Exercise objective: Return the listing below verbatim. Pictures do not belong in the copy.

Data for this task:
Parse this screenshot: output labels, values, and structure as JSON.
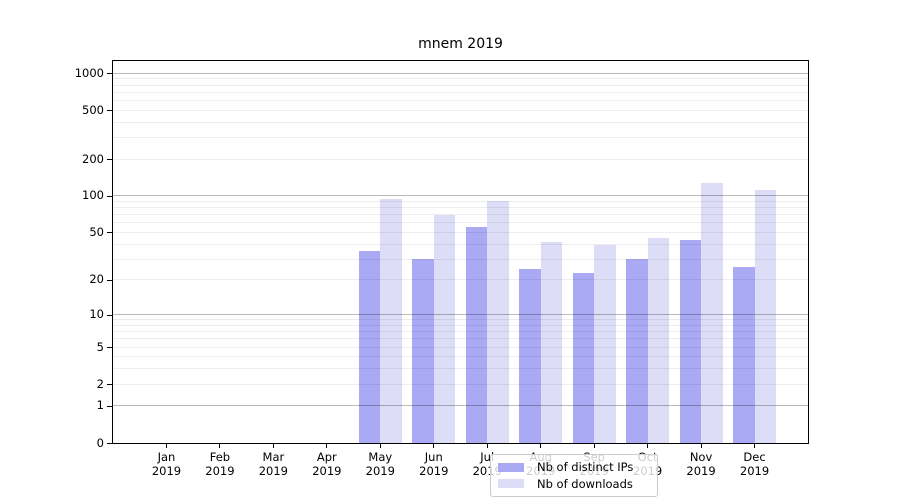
{
  "chart_data": {
    "type": "bar",
    "title": "mnem 2019",
    "categories": [
      {
        "month": "Jan",
        "year": "2019"
      },
      {
        "month": "Feb",
        "year": "2019"
      },
      {
        "month": "Mar",
        "year": "2019"
      },
      {
        "month": "Apr",
        "year": "2019"
      },
      {
        "month": "May",
        "year": "2019"
      },
      {
        "month": "Jun",
        "year": "2019"
      },
      {
        "month": "Jul",
        "year": "2019"
      },
      {
        "month": "Aug",
        "year": "2019"
      },
      {
        "month": "Sep",
        "year": "2019"
      },
      {
        "month": "Oct",
        "year": "2019"
      },
      {
        "month": "Nov",
        "year": "2019"
      },
      {
        "month": "Dec",
        "year": "2019"
      }
    ],
    "series": [
      {
        "name": "Nb of distinct IPs",
        "color": "#aaaaf4",
        "values": [
          0,
          0,
          0,
          0,
          35,
          30,
          55,
          25,
          23,
          30,
          43,
          26
        ]
      },
      {
        "name": "Nb of downloads",
        "color": "#ddddf8",
        "values": [
          0,
          0,
          0,
          0,
          94,
          70,
          90,
          42,
          39,
          45,
          127,
          112
        ]
      }
    ],
    "yscale": "log1p",
    "yticks": [
      0,
      1,
      2,
      5,
      10,
      20,
      50,
      100,
      200,
      500,
      1000
    ],
    "ylim": [
      0,
      1253
    ],
    "xlabel": "",
    "ylabel": "",
    "grid": "on",
    "legend_position": "lower center"
  },
  "style": {
    "major_gridline_decades": [
      1,
      10,
      100,
      1000
    ],
    "spine_color": "#000000",
    "background": "#ffffff"
  }
}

Solution to this task:
Parse this screenshot: output labels, values, and structure as JSON.
{
  "chart_data": {
    "type": "bar",
    "title": "mnem 2019",
    "categories": [
      {
        "month": "Jan",
        "year": "2019"
      },
      {
        "month": "Feb",
        "year": "2019"
      },
      {
        "month": "Mar",
        "year": "2019"
      },
      {
        "month": "Apr",
        "year": "2019"
      },
      {
        "month": "May",
        "year": "2019"
      },
      {
        "month": "Jun",
        "year": "2019"
      },
      {
        "month": "Jul",
        "year": "2019"
      },
      {
        "month": "Aug",
        "year": "2019"
      },
      {
        "month": "Sep",
        "year": "2019"
      },
      {
        "month": "Oct",
        "year": "2019"
      },
      {
        "month": "Nov",
        "year": "2019"
      },
      {
        "month": "Dec",
        "year": "2019"
      }
    ],
    "series": [
      {
        "name": "Nb of distinct IPs",
        "color": "#aaaaf4",
        "values": [
          0,
          0,
          0,
          0,
          35,
          30,
          55,
          25,
          23,
          30,
          43,
          26
        ]
      },
      {
        "name": "Nb of downloads",
        "color": "#ddddf8",
        "values": [
          0,
          0,
          0,
          0,
          94,
          70,
          90,
          42,
          39,
          45,
          127,
          112
        ]
      }
    ],
    "yscale": "log1p",
    "yticks": [
      0,
      1,
      2,
      5,
      10,
      20,
      50,
      100,
      200,
      500,
      1000
    ],
    "ylim": [
      0,
      1253
    ],
    "xlabel": "",
    "ylabel": "",
    "grid": "on",
    "legend_position": "lower center"
  },
  "style": {
    "major_gridline_decades": [
      1,
      10,
      100,
      1000
    ],
    "spine_color": "#000000",
    "background": "#ffffff"
  }
}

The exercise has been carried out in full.